**What to do**
Transcribe everything in the data word for word. Pictures are left out.

◇ ◇ ◇ ◇ ◇

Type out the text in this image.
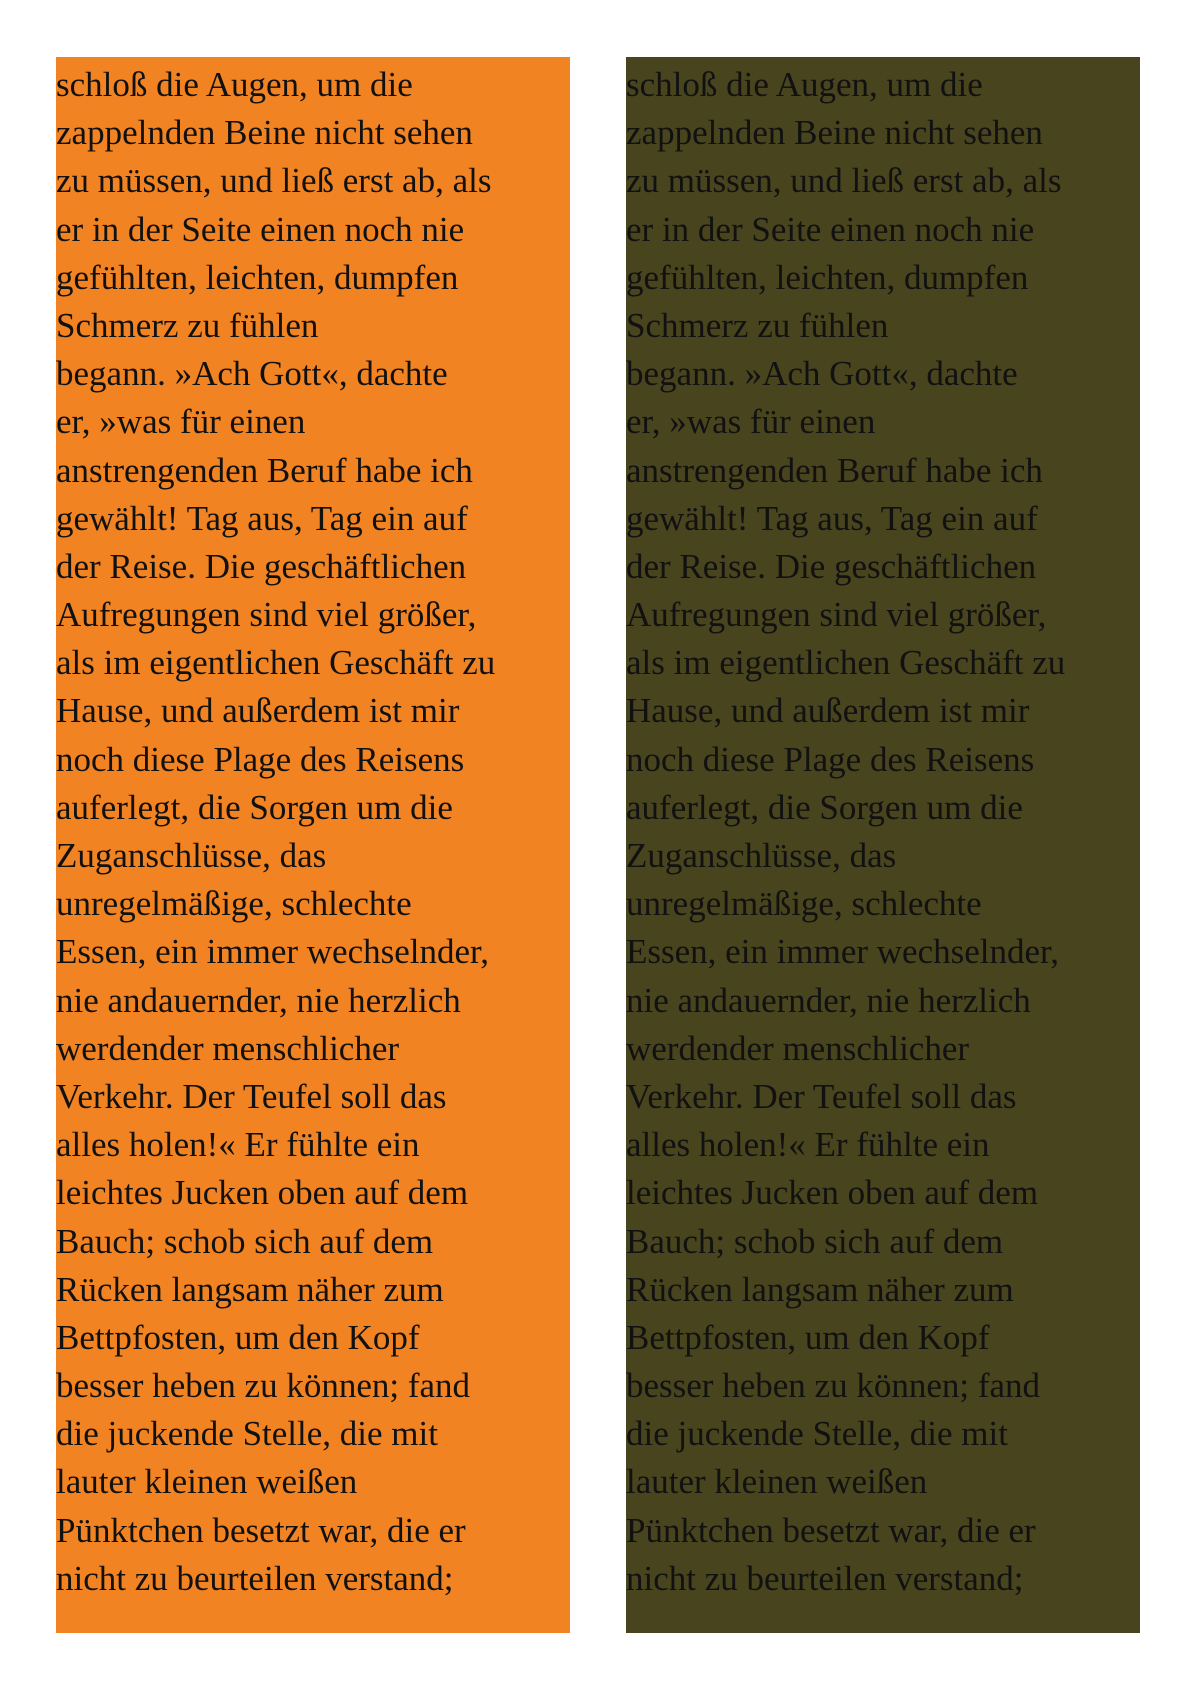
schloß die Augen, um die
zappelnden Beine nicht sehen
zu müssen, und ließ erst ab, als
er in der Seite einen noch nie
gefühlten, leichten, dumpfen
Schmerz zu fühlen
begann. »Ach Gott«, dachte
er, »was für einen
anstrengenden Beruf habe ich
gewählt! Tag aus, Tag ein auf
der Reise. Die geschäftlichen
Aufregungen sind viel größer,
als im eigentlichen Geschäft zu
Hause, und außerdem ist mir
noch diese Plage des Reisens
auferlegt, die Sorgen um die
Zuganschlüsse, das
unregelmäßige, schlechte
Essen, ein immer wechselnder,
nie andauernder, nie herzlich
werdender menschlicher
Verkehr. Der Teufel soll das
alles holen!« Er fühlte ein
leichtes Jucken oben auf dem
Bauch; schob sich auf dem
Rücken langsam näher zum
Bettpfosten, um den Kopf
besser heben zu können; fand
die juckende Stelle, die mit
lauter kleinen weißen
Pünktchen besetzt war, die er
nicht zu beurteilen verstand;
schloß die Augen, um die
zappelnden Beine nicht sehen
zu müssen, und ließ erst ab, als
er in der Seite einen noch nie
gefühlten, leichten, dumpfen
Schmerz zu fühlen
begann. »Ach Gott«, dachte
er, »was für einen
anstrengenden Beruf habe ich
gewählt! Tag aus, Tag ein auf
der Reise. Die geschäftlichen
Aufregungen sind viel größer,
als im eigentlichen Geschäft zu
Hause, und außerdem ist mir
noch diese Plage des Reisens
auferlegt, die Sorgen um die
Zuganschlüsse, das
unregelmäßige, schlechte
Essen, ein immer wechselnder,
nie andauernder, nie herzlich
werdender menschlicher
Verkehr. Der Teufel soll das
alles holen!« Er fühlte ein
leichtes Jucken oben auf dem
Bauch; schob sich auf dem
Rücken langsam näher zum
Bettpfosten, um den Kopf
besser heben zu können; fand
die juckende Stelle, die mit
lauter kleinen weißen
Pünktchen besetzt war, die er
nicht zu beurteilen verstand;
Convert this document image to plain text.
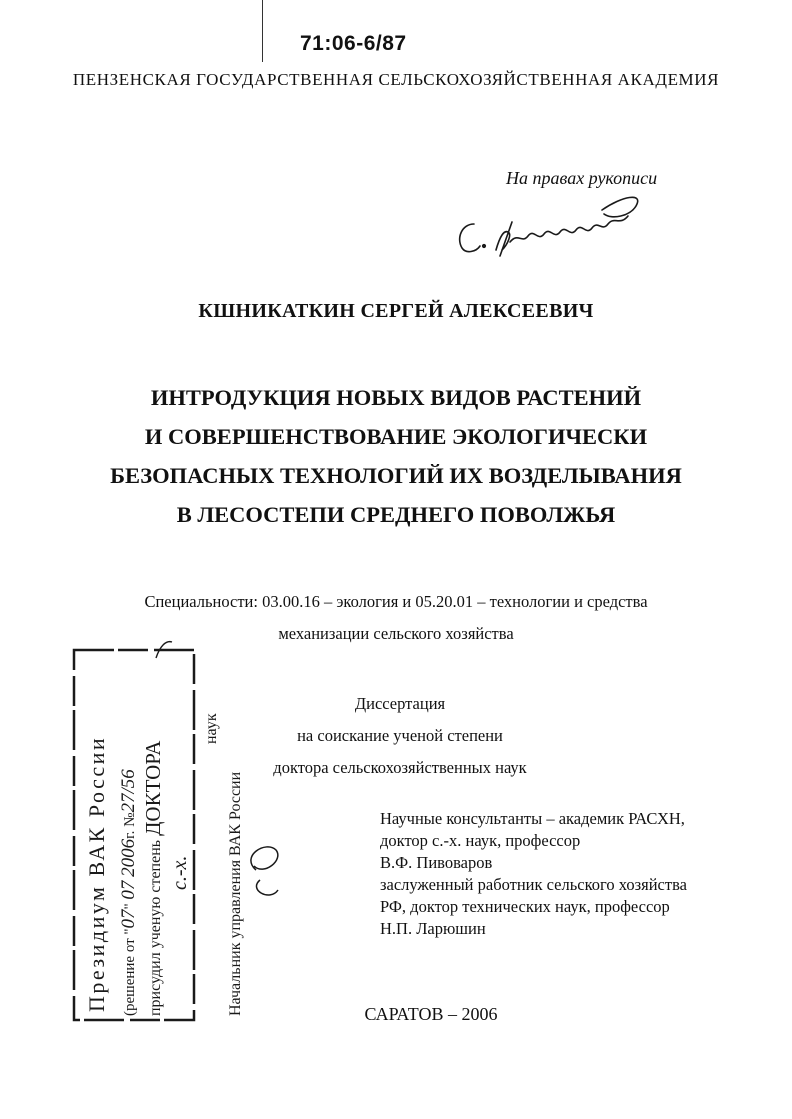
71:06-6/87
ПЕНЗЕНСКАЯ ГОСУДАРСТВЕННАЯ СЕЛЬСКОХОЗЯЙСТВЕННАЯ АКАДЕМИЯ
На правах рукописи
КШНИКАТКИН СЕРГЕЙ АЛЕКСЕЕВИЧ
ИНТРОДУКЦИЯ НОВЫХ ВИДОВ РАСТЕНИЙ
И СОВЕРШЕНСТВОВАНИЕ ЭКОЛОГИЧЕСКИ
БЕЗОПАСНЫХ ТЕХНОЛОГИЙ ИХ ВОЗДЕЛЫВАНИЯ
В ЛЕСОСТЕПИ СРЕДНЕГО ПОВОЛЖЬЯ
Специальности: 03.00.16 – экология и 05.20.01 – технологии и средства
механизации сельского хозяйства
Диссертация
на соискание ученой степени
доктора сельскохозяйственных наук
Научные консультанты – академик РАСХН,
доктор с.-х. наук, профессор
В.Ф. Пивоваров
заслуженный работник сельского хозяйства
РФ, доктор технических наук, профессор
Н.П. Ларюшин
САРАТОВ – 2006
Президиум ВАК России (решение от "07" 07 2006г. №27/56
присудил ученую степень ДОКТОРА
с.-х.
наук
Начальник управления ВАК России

◇ ◇ ◇ ◇ ◇

**Exercise solution**
Type out the text in this image.
schloß die Augen, um die
zappelnden Beine nicht sehen
zu müssen, und ließ erst ab, als
er in der Seite einen noch nie
gefühlten, leichten, dumpfen
Schmerz zu fühlen
begann. »Ach Gott«, dachte
er, »was für einen
anstrengenden Beruf habe ich
gewählt! Tag aus, Tag ein auf
der Reise. Die geschäftlichen
Aufregungen sind viel größer,
als im eigentlichen Geschäft zu
Hause, und außerdem ist mir
noch diese Plage des Reisens
auferlegt, die Sorgen um die
Zuganschlüsse, das
unregelmäßige, schlechte
Essen, ein immer wechselnder,
nie andauernder, nie herzlich
werdender menschlicher
Verkehr. Der Teufel soll das
alles holen!« Er fühlte ein
leichtes Jucken oben auf dem
Bauch; schob sich auf dem
Rücken langsam näher zum
Bettpfosten, um den Kopf
besser heben zu können; fand
die juckende Stelle, die mit
lauter kleinen weißen
Pünktchen besetzt war, die er
nicht zu beurteilen verstand;
schloß die Augen, um die
zappelnden Beine nicht sehen
zu müssen, und ließ erst ab, als
er in der Seite einen noch nie
gefühlten, leichten, dumpfen
Schmerz zu fühlen
begann. »Ach Gott«, dachte
er, »was für einen
anstrengenden Beruf habe ich
gewählt! Tag aus, Tag ein auf
der Reise. Die geschäftlichen
Aufregungen sind viel größer,
als im eigentlichen Geschäft zu
Hause, und außerdem ist mir
noch diese Plage des Reisens
auferlegt, die Sorgen um die
Zuganschlüsse, das
unregelmäßige, schlechte
Essen, ein immer wechselnder,
nie andauernder, nie herzlich
werdender menschlicher
Verkehr. Der Teufel soll das
alles holen!« Er fühlte ein
leichtes Jucken oben auf dem
Bauch; schob sich auf dem
Rücken langsam näher zum
Bettpfosten, um den Kopf
besser heben zu können; fand
die juckende Stelle, die mit
lauter kleinen weißen
Pünktchen besetzt war, die er
nicht zu beurteilen verstand;
Convert this document image to plain text.
71:06-6/87
ПЕНЗЕНСКАЯ ГОСУДАРСТВЕННАЯ СЕЛЬСКОХОЗЯЙСТВЕННАЯ АКАДЕМИЯ
На правах рукописи
КШНИКАТКИН СЕРГЕЙ АЛЕКСЕЕВИЧ
ИНТРОДУКЦИЯ НОВЫХ ВИДОВ РАСТЕНИЙ
И СОВЕРШЕНСТВОВАНИЕ ЭКОЛОГИЧЕСКИ
БЕЗОПАСНЫХ ТЕХНОЛОГИЙ ИХ ВОЗДЕЛЫВАНИЯ
В ЛЕСОСТЕПИ СРЕДНЕГО ПОВОЛЖЬЯ
Специальности: 03.00.16 – экология и 05.20.01 – технологии и средства
механизации сельского хозяйства
Диссертация
на соискание ученой степени
доктора сельскохозяйственных наук
Научные консультанты – академик РАСХН,
доктор с.-х. наук, профессор
В.Ф. Пивоваров
заслуженный работник сельского хозяйства
РФ, доктор технических наук, профессор
Н.П. Ларюшин
САРАТОВ – 2006
Президиум ВАК России (решение от "07" 07 2006г. №27/56
присудил ученую степень ДОКТОРА
с.-х.
наук
Начальник управления ВАК России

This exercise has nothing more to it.